Records contained in a dataset:
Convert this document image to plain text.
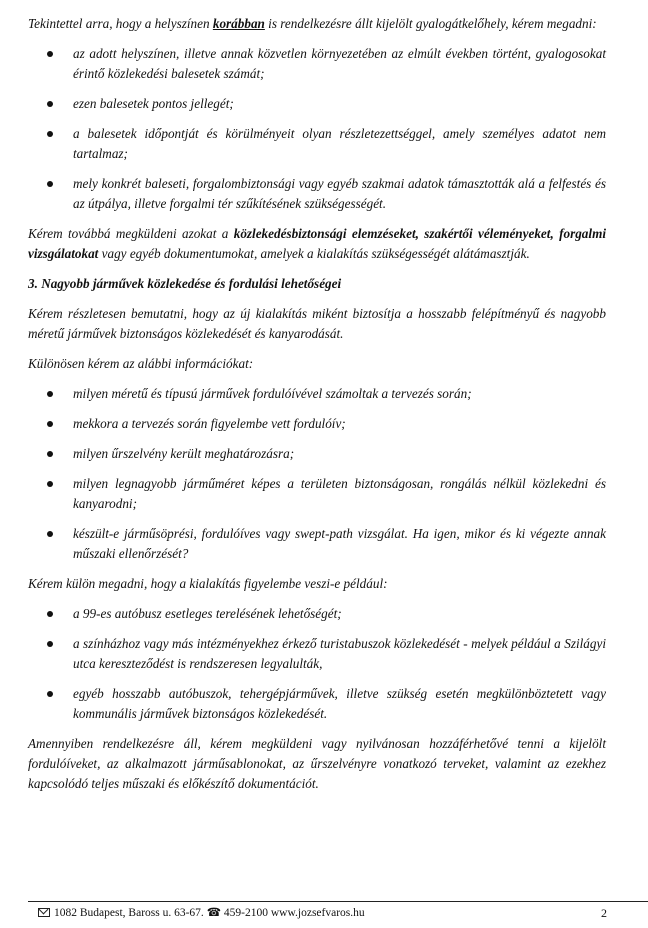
Tekintettel arra, hogy a helyszínen korábban is rendelkezésre állt kijelölt gyalogátkelőhely, kérem megadni:

az adott helyszínen, illetve annak közvetlen környezetében az elmúlt években történt, gyalogosokat érintő közlekedési balesetek számát;
ezen balesetek pontos jellegét;
a balesetek időpontját és körülményeit olyan részletezettséggel, amely személyes adatot nem tartalmaz;
mely konkrét baleseti, forgalombiztonsági vagy egyéb szakmai adatok támasztották alá a felfestés és az útpálya, illetve forgalmi tér szűkítésének szükségességét.

Kérem továbbá megküldeni azokat a közlekedésbiztonsági elemzéseket, szakértői véleményeket, forgalmi vizsgálatokat vagy egyéb dokumentumokat, amelyek a kialakítás szükségességét alátámasztják.

3. Nagyobb járművek közlekedése és fordulási lehetőségei

Kérem részletesen bemutatni, hogy az új kialakítás miként biztosítja a hosszabb felépítményű és nagyobb méretű járművek biztonságos közlekedését és kanyarodását.

Különösen kérem az alábbi információkat:

milyen méretű és típusú járművek fordulóívével számoltak a tervezés során;
mekkora a tervezés során figyelembe vett fordulóív;
milyen űrszelvény került meghatározásra;
milyen legnagyobb járműméret képes a területen biztonságosan, rongálás nélkül közlekedni és kanyarodni;
készült-e járműsöprési, fordulóíves vagy swept-path vizsgálat. Ha igen, mikor és ki végezte annak műszaki ellenőrzését?

Kérem külön megadni, hogy a kialakítás figyelembe veszi-e például:

a 99-es autóbusz esetleges terelésének lehetőségét;
a színházhoz vagy más intézményekhez érkező turistabuszok közlekedését - melyek például a Szilágyi utca kereszteződést is rendszeresen legyalulták,
egyéb hosszabb autóbuszok, tehergépjárművek, illetve szükség esetén megkülönböztetett vagy kommunális járművek biztonságos közlekedését.

Amennyiben rendelkezésre áll, kérem megküldeni vagy nyilvánosan hozzáférhetővé tenni a kijelölt fordulóíveket, az alkalmazott járműsablonokat, az űrszelvényre vonatkozó terveket, valamint az ezekhez kapcsolódó teljes műszaki és előkészítő dokumentációt.

1082 Budapest, Baross u. 63-67. ☎ 459-2100 www.jozsefvaros.hu	2
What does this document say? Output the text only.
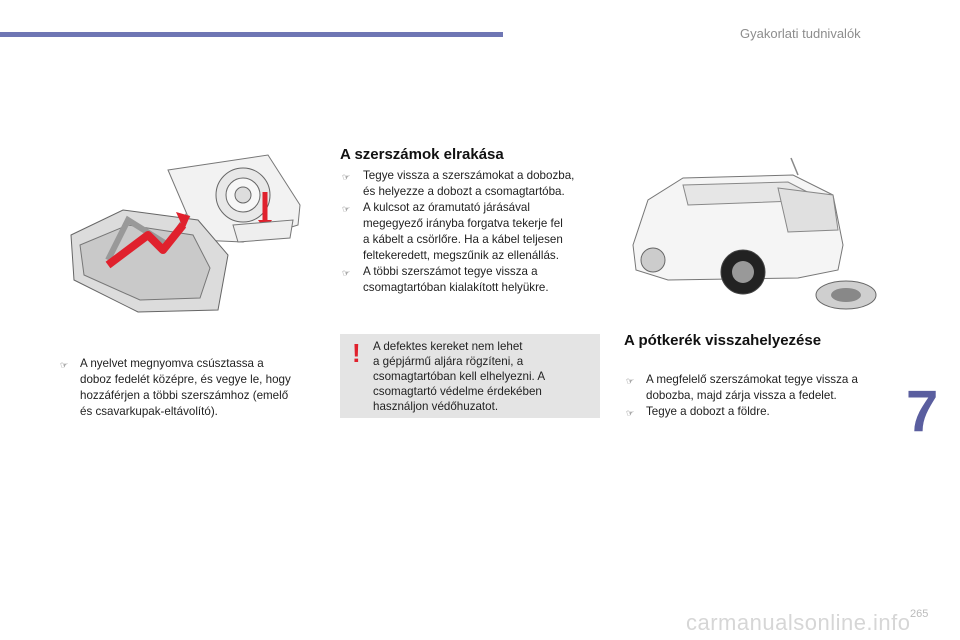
Gyakorlati tudnivalók
☞ A nyelvet megnyomva csúsztassa a
doboz fedelét középre, és vegye le, hogy
hozzáférjen a többi szerszámhoz (emelő
és csavarkupak-eltávolító).
A szerszámok elrakása
☞ Tegye vissza a szerszámokat a dobozba,
és helyezze a dobozt a csomagtartóba.
☞ A kulcsot az óramutató járásával
megegyező irányba forgatva tekerje fel
a kábelt a csörlőre. Ha a kábel teljesen
feltekeredett, megszűnik az ellenállás.
☞ A többi szerszámot tegye vissza a
csomagtartóban kialakított helyükre.
! A defektes kereket nem lehet
a gépjármű aljára rögzíteni, a
csomagtartóban kell elhelyezni. A
csomagtartó védelme érdekében
használjon védőhuzatot.
A pótkerék visszahelyezése
☞ A megfelelő szerszámokat tegye vissza a
dobozba, majd zárja vissza a fedelet.
☞ Tegye a dobozt a földre. 7
carmanualsonline.info 265
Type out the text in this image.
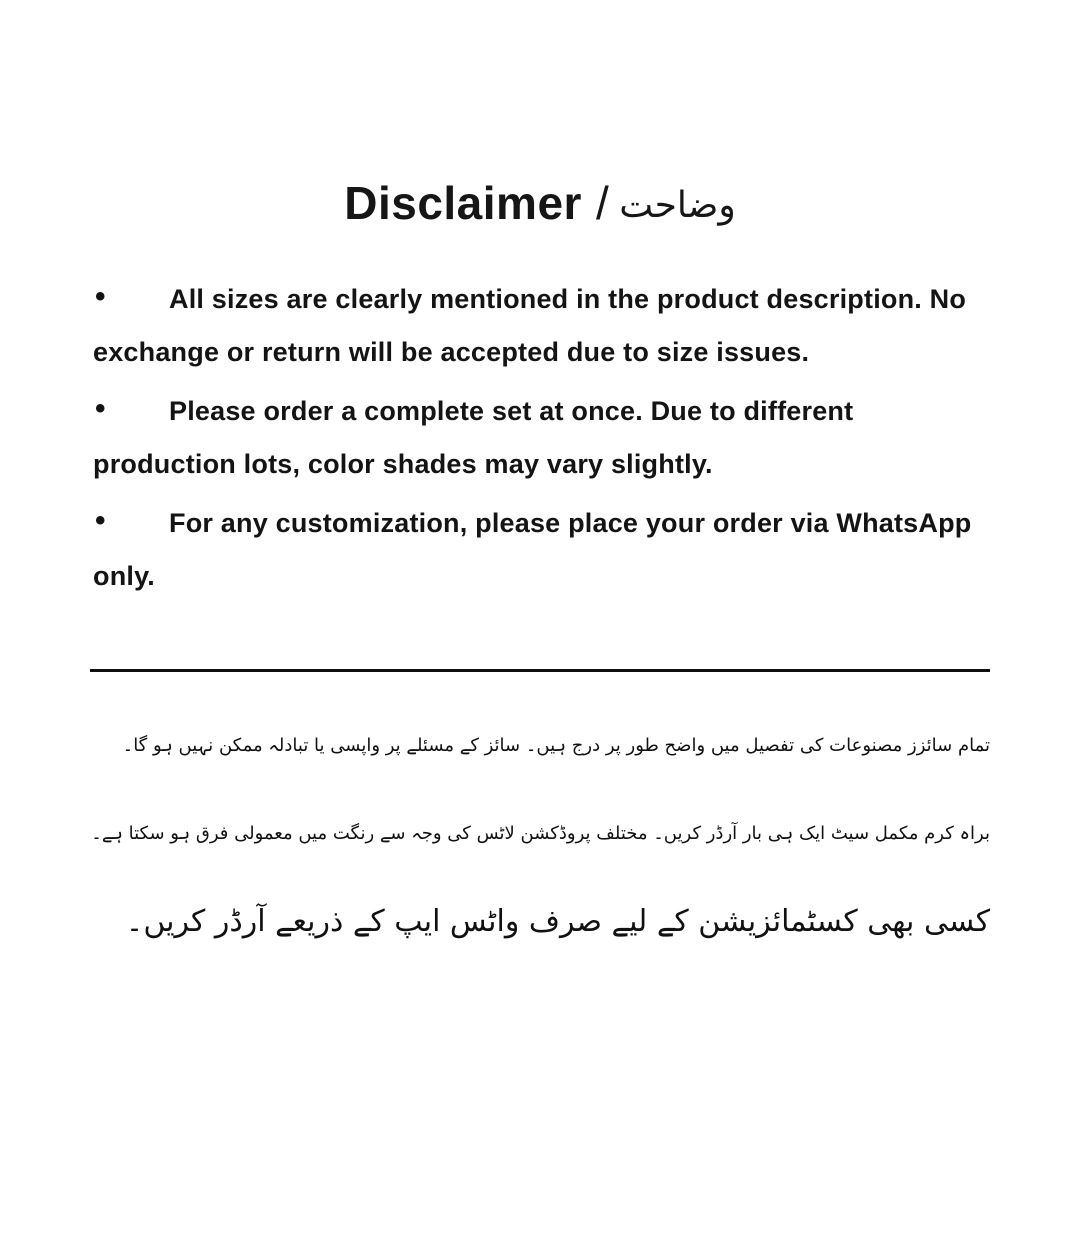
Disclaimer / وضاحت

• All sizes are clearly mentioned in the product description. No exchange or return will be accepted due to size issues.

• Please order a complete set at once. Due to different production lots, color shades may vary slightly.

• For any customization, please place your order via WhatsApp only.

تمام سائزز مصنوعات کی تفصیل میں واضح طور پر درج ہیں۔ سائز کے مسئلے پر واپسی یا تبادلہ ممکن نہیں ہو گا۔

براہ کرم مکمل سیٹ ایک ہی بار آرڈر کریں۔ مختلف پروڈکشن لاٹس کی وجہ سے رنگت میں معمولی فرق ہو سکتا ہے۔

کسی بھی کسٹمائزیشن کے لیے صرف واٹس ایپ کے ذریعے آرڈر کریں۔
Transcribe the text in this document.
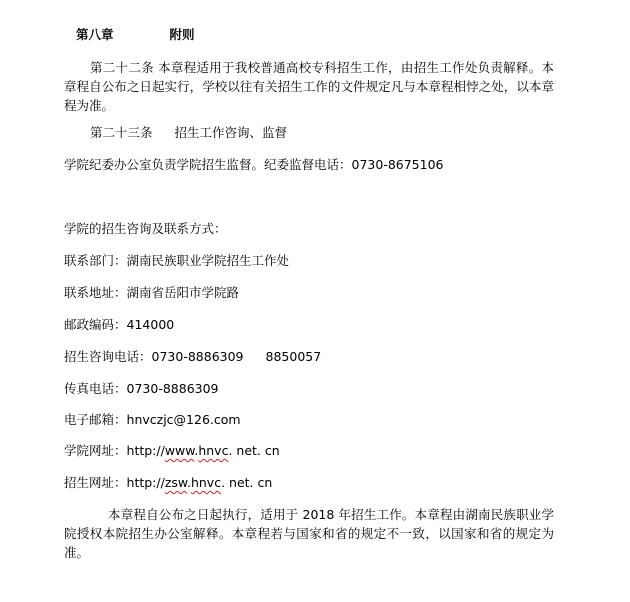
第八章	附则
第二十二条 本章程适用于我校普通高校专科招生工作，由招生工作处负责解释。本章程自公布之日起实行，学校以往有关招生工作的文件规定凡与本章程相悖之处，以本章程为准。
第二十三条 招生工作咨询、监督
学院纪委办公室负责学院招生监督。纪委监督电话：0730-8675106
学院的招生咨询及联系方式：
联系部门：湖南民族职业学院招生工作处
联系地址：湖南省岳阳市学院路
邮政编码：414000
招生咨询电话：0730-8886309 8850057
传真电话：0730-8886309
电子邮箱：hnvczjc@126.com
学院网址：http://www.hnvc. net. cn
招生网址：http://zsw.hnvc. net. cn
本章程自公布之日起执行，适用于 2018 年招生工作。本章程由湖南民族职业学院授权本院招生办公室解释。本章程若与国家和省的规定不一致，以国家和省的规定为准。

TASK TO CARRY OUT: Copy out every line from the material above in which the word "megküldeni" appears.

WORKED ANSWER:
Kérem továbbá megküldeni azokat a közlekedésbiztonsági elemzéseket, szakértői véleményeket, forgalmi vizsgálatokat vagy egyéb dokumentumokat, amelyek a kialakítás szükségességét alátámasztják.
Amennyiben rendelkezésre áll, kérem megküldeni vagy nyilvánosan hozzáférhetővé tenni a kijelölt fordulóíveket, az alkalmazott járműsablonokat, az űrszelvényre vonatkozó terveket, valamint az ezekhez kapcsolódó teljes műszaki és előkészítő dokumentációt.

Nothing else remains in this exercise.